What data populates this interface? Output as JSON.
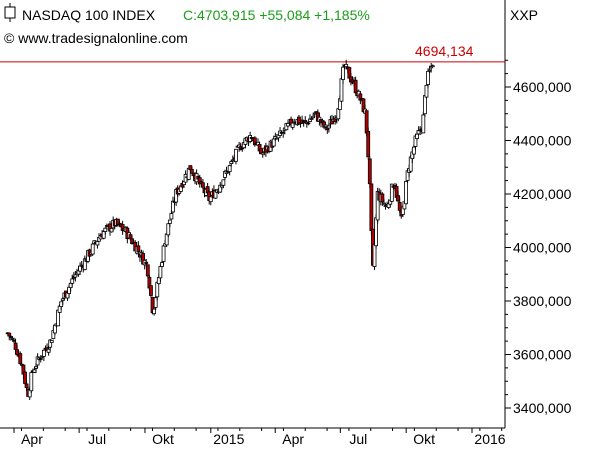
{
  "header": {
    "symbol": "NASDAQ 100 INDEX",
    "quote": "C:4703,915 +55,084 +1,185%",
    "source": "© www.tradesignalonline.com",
    "ticker": "XXP"
  },
  "colors": {
    "quote": "#1a9e1a",
    "marker": "#cc0000",
    "down_body": "#b00000",
    "up_body": "#ffffff",
    "axis": "#000000"
  },
  "chart_data": {
    "type": "candlestick",
    "title": "NASDAQ 100 INDEX",
    "subtitle": "C:4703,915 +55,084 +1,185%",
    "ylim": [
      3350,
      4800
    ],
    "y_ticks": [
      3400,
      3600,
      3800,
      4000,
      4200,
      4400,
      4600
    ],
    "y_tick_labels": [
      "3400,000",
      "3600,000",
      "3800,000",
      "4000,000",
      "4200,000",
      "4400,000",
      "4600,000"
    ],
    "x_ticks": [
      {
        "label": "Apr",
        "day": 0
      },
      {
        "label": "Jul",
        "day": 91
      },
      {
        "label": "Okt",
        "day": 183
      },
      {
        "label": "2015",
        "day": 275
      },
      {
        "label": "Apr",
        "day": 365
      },
      {
        "label": "Jul",
        "day": 456
      },
      {
        "label": "Okt",
        "day": 548
      },
      {
        "label": "2016",
        "day": 640
      }
    ],
    "x_range": [
      -20,
      690
    ],
    "marker_line": {
      "value": 4694.134,
      "label": "4694,134"
    },
    "grid": false,
    "close_path": [
      [
        -20,
        3680
      ],
      [
        -10,
        3640
      ],
      [
        0,
        3560
      ],
      [
        8,
        3450
      ],
      [
        15,
        3540
      ],
      [
        25,
        3590
      ],
      [
        40,
        3650
      ],
      [
        55,
        3800
      ],
      [
        75,
        3900
      ],
      [
        90,
        3960
      ],
      [
        110,
        4050
      ],
      [
        130,
        4090
      ],
      [
        145,
        4060
      ],
      [
        160,
        4000
      ],
      [
        175,
        3930
      ],
      [
        183,
        3760
      ],
      [
        190,
        3870
      ],
      [
        200,
        4030
      ],
      [
        215,
        4200
      ],
      [
        235,
        4300
      ],
      [
        250,
        4230
      ],
      [
        262,
        4180
      ],
      [
        275,
        4230
      ],
      [
        290,
        4300
      ],
      [
        305,
        4380
      ],
      [
        320,
        4420
      ],
      [
        335,
        4350
      ],
      [
        350,
        4390
      ],
      [
        365,
        4430
      ],
      [
        380,
        4480
      ],
      [
        395,
        4460
      ],
      [
        410,
        4500
      ],
      [
        425,
        4440
      ],
      [
        440,
        4500
      ],
      [
        450,
        4680
      ],
      [
        462,
        4620
      ],
      [
        472,
        4560
      ],
      [
        480,
        4500
      ],
      [
        485,
        4300
      ],
      [
        490,
        3900
      ],
      [
        497,
        4200
      ],
      [
        510,
        4150
      ],
      [
        520,
        4250
      ],
      [
        530,
        4100
      ],
      [
        540,
        4300
      ],
      [
        550,
        4400
      ],
      [
        560,
        4460
      ],
      [
        565,
        4620
      ],
      [
        575,
        4700
      ]
    ]
  }
}
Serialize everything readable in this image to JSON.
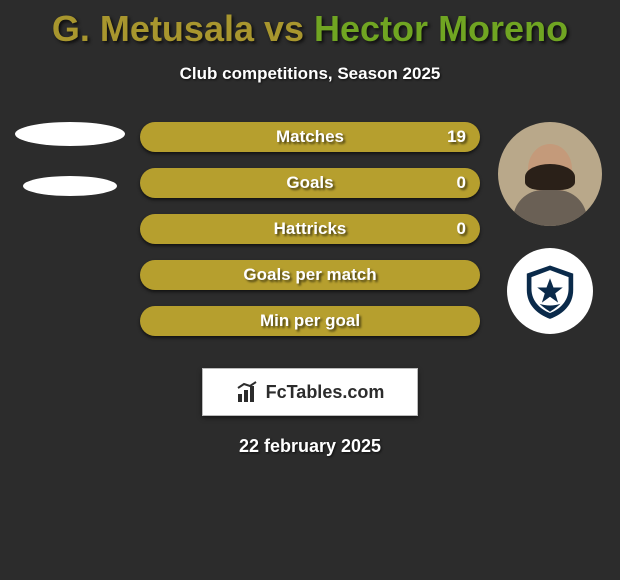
{
  "title": {
    "player1": "G. Metusala",
    "vs": " vs ",
    "player2": "Hector Moreno",
    "color1": "#a8962e",
    "color2": "#70a522"
  },
  "subtitle": "Club competitions, Season 2025",
  "stats": [
    {
      "label": "Matches",
      "rv": "19",
      "lfw": 0
    },
    {
      "label": "Goals",
      "rv": "0",
      "lfw": 0
    },
    {
      "label": "Hattricks",
      "rv": "0",
      "lfw": 0
    },
    {
      "label": "Goals per match",
      "rv": "",
      "lfw": 0
    },
    {
      "label": "Min per goal",
      "rv": "",
      "lfw": 0
    }
  ],
  "bar_color": "#b69f2e",
  "bar_lfill_color": "#6e8b1f",
  "logo_text": "FcTables.com",
  "footer_date": "22 february 2025",
  "crest_colors": {
    "shield": "#0a2a4a",
    "inner": "#ffffff"
  }
}
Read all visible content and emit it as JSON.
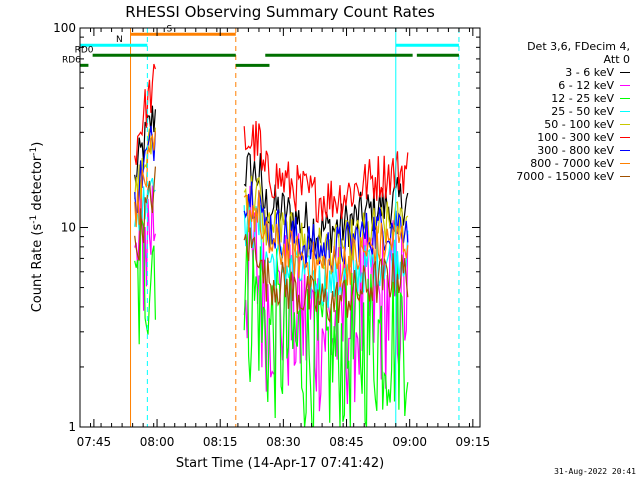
{
  "chart_data": {
    "type": "line",
    "title": "RHESSI Observing Summary Count Rates",
    "xlabel": "Start Time (14-Apr-17 07:41:42)",
    "ylabel": "Count Rate (s",
    "ylabel_sup": "-1",
    "ylabel_tail": " detector",
    "ylabel_tail_sup": "-1",
    "ylabel_close": ")",
    "yscale": "log",
    "ylim": [
      1,
      100
    ],
    "xlim_minutes": [
      0,
      95
    ],
    "y_ticks": [
      {
        "value": 1,
        "label": "1"
      },
      {
        "value": 10,
        "label": "10"
      },
      {
        "value": 100,
        "label": "100"
      }
    ],
    "x_ticks": [
      {
        "minute": 3.3,
        "label": "07:45"
      },
      {
        "minute": 18.3,
        "label": "08:00"
      },
      {
        "minute": 33.3,
        "label": "08:15"
      },
      {
        "minute": 48.3,
        "label": "08:30"
      },
      {
        "minute": 63.3,
        "label": "08:45"
      },
      {
        "minute": 78.3,
        "label": "09:00"
      },
      {
        "minute": 93.3,
        "label": "09:15"
      }
    ],
    "legend_header": [
      "Det 3,6, FDecim 4,",
      "Att 0"
    ],
    "series": [
      {
        "name": "3 - 6 keV",
        "color": "#000000",
        "level": 14
      },
      {
        "name": "6 - 12 keV",
        "color": "#ff00ff",
        "level": 4.5
      },
      {
        "name": "12 - 25 keV",
        "color": "#00ff00",
        "level": 3.2
      },
      {
        "name": "25 - 50 keV",
        "color": "#00ffff",
        "level": 7.5
      },
      {
        "name": "50 - 100 keV",
        "color": "#c8c800",
        "level": 11
      },
      {
        "name": "100 - 300 keV",
        "color": "#ff0000",
        "level": 20
      },
      {
        "name": "300 - 800 keV",
        "color": "#0000ff",
        "level": 11
      },
      {
        "name": "800 - 7000 keV",
        "color": "#ff8000",
        "level": 9
      },
      {
        "name": "7000 - 15000 keV",
        "color": "#a05000",
        "level": 6
      }
    ],
    "segments": [
      {
        "start": 13,
        "end": 18
      },
      {
        "start": 39,
        "end": 78
      }
    ],
    "flag_bars": [
      {
        "label": "S",
        "color": "#ff8000",
        "y_value": 93,
        "ranges": [
          [
            12,
            37
          ]
        ]
      },
      {
        "label": "N",
        "color": "#00ffff",
        "y_value": 82,
        "ranges": [
          [
            0,
            16
          ],
          [
            75,
            90
          ]
        ]
      },
      {
        "label": "RD0",
        "color": "#007000",
        "y_value": 73,
        "ranges": [
          [
            3,
            37
          ],
          [
            44,
            79
          ],
          [
            80,
            90
          ]
        ]
      },
      {
        "label": "RD6",
        "color": "#007000",
        "y_value": 65,
        "ranges": [
          [
            0,
            2
          ],
          [
            37,
            45
          ]
        ]
      }
    ],
    "vertical_lines": [
      {
        "minute": 12,
        "color": "#ff8000",
        "style": "solid"
      },
      {
        "minute": 16,
        "color": "#00ffff",
        "style": "dashed"
      },
      {
        "minute": 37,
        "color": "#ff8000",
        "style": "dashed"
      },
      {
        "minute": 75,
        "color": "#00ffff",
        "style": "solid"
      },
      {
        "minute": 90,
        "color": "#00ffff",
        "style": "dashed"
      },
      {
        "minute": 0,
        "color": "#00ffff",
        "style": "solid"
      }
    ],
    "grid": false,
    "legend_placement": "right"
  },
  "timestamp": "31-Aug-2022 20:41"
}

--------

Prompt: In the entries above, how many lines contain the word "quote"? Answer with the number only.

Response: 2